**Task statement**
Identify, in the records below, every line where the string "name" appears, and copy each such line.

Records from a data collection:
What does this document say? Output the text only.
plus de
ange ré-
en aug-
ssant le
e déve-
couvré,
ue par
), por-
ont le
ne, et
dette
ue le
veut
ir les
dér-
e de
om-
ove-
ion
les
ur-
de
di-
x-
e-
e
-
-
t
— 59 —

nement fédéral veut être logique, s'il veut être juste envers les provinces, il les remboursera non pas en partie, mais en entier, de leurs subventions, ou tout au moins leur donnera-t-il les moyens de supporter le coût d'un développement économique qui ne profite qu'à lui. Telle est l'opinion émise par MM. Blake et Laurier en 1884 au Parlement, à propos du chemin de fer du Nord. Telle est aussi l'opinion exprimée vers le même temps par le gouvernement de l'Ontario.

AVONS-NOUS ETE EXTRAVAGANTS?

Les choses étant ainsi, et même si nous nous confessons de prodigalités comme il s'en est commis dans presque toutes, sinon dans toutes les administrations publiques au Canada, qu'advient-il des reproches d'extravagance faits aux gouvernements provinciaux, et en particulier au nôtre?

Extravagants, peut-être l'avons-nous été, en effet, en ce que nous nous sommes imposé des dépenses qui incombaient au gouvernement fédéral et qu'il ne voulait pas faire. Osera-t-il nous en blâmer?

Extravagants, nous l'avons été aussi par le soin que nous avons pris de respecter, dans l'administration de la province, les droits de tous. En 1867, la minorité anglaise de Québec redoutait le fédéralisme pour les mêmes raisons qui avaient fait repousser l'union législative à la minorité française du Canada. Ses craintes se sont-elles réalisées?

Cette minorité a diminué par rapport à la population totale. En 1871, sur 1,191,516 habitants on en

--

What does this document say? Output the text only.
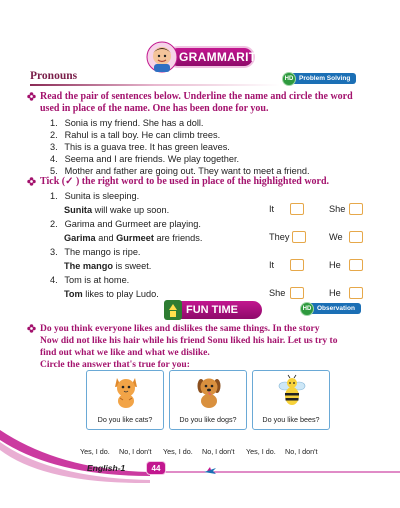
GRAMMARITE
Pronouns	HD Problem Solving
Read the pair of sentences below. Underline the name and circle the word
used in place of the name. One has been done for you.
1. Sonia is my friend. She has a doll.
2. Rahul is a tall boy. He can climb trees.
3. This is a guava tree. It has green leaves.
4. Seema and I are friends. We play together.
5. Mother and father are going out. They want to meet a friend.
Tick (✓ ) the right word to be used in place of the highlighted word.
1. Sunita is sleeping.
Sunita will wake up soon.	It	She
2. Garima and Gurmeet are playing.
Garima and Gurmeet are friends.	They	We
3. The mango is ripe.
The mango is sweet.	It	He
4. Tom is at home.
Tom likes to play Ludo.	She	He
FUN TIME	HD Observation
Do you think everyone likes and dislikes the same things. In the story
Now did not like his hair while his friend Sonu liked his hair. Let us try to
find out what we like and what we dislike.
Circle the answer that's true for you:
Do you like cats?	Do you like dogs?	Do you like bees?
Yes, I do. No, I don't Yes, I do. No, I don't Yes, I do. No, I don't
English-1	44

**Answer in full**
Read the pair of sentences below. Underline the name and circle the word
used in place of the name. One has been done for you.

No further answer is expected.